Stored entries:
______________________________
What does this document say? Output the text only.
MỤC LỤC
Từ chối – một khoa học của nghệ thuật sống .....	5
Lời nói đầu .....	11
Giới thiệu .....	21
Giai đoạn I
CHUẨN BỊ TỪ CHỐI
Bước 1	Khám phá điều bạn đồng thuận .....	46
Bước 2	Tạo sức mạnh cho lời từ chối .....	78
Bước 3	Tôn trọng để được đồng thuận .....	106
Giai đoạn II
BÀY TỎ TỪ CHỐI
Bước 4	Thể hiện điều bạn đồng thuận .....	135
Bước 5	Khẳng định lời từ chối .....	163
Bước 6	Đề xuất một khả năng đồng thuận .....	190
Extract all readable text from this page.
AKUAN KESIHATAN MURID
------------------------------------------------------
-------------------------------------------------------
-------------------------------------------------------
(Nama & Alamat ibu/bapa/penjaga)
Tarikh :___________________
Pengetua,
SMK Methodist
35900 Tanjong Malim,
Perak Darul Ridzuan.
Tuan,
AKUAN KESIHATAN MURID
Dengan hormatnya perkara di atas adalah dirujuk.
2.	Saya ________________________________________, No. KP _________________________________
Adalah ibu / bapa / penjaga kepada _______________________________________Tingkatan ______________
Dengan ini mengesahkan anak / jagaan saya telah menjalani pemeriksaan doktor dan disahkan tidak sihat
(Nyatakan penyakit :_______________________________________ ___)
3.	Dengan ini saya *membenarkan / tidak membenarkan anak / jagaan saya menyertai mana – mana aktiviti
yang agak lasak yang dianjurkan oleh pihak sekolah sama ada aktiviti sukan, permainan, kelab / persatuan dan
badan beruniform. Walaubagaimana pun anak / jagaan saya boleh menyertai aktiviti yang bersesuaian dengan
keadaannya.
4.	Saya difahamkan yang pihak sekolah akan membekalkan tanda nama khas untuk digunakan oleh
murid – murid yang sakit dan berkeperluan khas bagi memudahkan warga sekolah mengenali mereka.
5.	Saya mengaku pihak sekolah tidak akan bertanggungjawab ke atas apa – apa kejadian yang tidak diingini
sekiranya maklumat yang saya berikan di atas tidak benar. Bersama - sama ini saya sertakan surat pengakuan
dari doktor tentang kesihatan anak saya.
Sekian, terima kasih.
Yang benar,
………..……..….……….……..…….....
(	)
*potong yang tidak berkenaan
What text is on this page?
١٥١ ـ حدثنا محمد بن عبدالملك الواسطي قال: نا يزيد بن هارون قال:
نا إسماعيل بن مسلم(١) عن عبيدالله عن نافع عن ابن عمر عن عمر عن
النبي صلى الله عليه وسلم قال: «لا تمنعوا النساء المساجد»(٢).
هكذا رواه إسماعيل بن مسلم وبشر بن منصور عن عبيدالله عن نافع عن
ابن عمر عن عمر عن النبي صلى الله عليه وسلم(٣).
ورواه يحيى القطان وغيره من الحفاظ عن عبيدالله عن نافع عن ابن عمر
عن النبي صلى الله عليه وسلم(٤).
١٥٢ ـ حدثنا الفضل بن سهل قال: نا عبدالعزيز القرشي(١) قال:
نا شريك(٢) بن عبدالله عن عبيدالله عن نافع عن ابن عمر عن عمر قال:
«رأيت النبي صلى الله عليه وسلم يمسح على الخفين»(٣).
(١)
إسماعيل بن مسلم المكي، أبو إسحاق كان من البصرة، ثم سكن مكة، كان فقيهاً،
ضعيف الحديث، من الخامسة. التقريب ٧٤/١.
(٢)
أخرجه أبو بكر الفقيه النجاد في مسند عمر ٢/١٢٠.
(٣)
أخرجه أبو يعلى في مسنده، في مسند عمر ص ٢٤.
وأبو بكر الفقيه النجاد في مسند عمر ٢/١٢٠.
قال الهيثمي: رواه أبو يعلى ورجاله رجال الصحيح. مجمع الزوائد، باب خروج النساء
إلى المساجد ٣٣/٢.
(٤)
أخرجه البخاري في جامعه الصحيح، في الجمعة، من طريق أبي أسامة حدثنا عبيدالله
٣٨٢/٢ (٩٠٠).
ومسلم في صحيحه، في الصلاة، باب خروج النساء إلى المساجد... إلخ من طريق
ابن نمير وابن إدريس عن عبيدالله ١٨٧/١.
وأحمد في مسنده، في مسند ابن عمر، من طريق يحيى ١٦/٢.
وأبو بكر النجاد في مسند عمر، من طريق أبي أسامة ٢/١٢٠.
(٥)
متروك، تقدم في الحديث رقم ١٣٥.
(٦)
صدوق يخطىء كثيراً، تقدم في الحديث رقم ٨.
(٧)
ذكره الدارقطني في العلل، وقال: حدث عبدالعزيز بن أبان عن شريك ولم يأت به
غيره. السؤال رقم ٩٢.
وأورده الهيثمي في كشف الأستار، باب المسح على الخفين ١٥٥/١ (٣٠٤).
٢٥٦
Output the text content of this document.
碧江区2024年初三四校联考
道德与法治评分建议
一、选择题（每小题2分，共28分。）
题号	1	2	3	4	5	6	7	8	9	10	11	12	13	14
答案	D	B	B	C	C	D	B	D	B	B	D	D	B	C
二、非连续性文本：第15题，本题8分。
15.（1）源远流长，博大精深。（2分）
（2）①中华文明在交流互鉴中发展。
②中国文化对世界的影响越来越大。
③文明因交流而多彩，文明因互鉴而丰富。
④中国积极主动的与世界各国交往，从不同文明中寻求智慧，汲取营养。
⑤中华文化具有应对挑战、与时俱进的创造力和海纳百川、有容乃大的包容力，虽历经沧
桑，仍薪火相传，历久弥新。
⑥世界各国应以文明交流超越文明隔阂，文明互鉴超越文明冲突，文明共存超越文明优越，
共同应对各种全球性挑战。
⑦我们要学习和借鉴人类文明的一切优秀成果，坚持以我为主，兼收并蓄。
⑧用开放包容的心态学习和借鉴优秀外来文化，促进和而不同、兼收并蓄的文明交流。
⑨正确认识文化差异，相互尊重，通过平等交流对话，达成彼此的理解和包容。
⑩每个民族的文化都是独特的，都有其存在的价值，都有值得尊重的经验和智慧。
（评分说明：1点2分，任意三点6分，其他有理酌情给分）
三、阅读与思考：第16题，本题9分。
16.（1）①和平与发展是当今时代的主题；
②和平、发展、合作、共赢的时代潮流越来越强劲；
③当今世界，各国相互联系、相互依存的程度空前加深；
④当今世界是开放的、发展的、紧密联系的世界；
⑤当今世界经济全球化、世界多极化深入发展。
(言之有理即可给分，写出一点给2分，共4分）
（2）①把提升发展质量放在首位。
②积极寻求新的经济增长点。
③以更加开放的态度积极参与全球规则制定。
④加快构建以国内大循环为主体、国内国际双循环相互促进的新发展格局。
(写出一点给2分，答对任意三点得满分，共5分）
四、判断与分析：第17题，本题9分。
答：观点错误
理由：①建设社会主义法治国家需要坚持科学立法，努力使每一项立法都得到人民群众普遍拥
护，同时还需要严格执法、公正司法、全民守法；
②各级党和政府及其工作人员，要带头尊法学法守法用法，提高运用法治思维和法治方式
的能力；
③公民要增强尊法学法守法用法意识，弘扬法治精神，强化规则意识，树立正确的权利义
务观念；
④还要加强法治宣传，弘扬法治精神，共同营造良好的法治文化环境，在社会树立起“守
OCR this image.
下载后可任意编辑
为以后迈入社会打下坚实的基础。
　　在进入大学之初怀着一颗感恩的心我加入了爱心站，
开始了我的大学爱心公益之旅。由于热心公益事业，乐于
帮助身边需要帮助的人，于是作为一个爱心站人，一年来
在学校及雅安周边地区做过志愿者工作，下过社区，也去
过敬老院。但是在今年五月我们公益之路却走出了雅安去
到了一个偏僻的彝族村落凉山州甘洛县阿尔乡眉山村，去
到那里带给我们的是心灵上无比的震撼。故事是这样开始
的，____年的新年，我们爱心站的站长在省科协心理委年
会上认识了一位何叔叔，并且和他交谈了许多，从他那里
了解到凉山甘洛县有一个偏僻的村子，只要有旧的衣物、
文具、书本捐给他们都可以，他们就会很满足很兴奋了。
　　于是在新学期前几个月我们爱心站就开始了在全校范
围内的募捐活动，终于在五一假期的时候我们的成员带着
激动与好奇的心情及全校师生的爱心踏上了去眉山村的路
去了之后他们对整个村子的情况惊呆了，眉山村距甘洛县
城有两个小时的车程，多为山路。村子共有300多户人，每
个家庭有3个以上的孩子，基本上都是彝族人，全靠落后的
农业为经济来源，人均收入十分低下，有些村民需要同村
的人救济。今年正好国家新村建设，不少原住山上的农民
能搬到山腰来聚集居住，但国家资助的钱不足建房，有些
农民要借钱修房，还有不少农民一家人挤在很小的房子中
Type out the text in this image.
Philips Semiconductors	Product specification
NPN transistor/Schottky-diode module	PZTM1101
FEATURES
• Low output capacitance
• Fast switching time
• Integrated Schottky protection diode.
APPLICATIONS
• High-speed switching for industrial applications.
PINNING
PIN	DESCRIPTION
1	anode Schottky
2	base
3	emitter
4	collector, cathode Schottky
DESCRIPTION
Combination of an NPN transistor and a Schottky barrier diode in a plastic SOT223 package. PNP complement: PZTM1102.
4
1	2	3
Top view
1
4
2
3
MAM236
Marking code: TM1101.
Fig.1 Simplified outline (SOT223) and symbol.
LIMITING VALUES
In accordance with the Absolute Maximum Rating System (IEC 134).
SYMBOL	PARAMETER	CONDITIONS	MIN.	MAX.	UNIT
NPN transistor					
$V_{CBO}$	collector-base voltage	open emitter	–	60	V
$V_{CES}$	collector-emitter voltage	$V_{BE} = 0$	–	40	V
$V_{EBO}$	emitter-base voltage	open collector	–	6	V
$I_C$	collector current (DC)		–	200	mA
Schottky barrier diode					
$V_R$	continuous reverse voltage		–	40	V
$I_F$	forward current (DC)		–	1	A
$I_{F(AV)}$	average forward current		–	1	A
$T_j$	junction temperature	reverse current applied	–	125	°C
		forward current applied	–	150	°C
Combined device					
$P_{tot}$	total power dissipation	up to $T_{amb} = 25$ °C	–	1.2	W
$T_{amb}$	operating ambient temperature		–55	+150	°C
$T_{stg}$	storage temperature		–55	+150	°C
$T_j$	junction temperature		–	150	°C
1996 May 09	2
______________________________
● **Written exercise**:
Identify all lines where the word "الحديث" shows up. Copy them.

● **Task result**:
ضعيف الحديث، من الخامسة. التقريب ٧٤/١.
متروك، تقدم في الحديث رقم ١٣٥.
صدوق يخطىء كثيراً، تقدم في الحديث رقم ٨.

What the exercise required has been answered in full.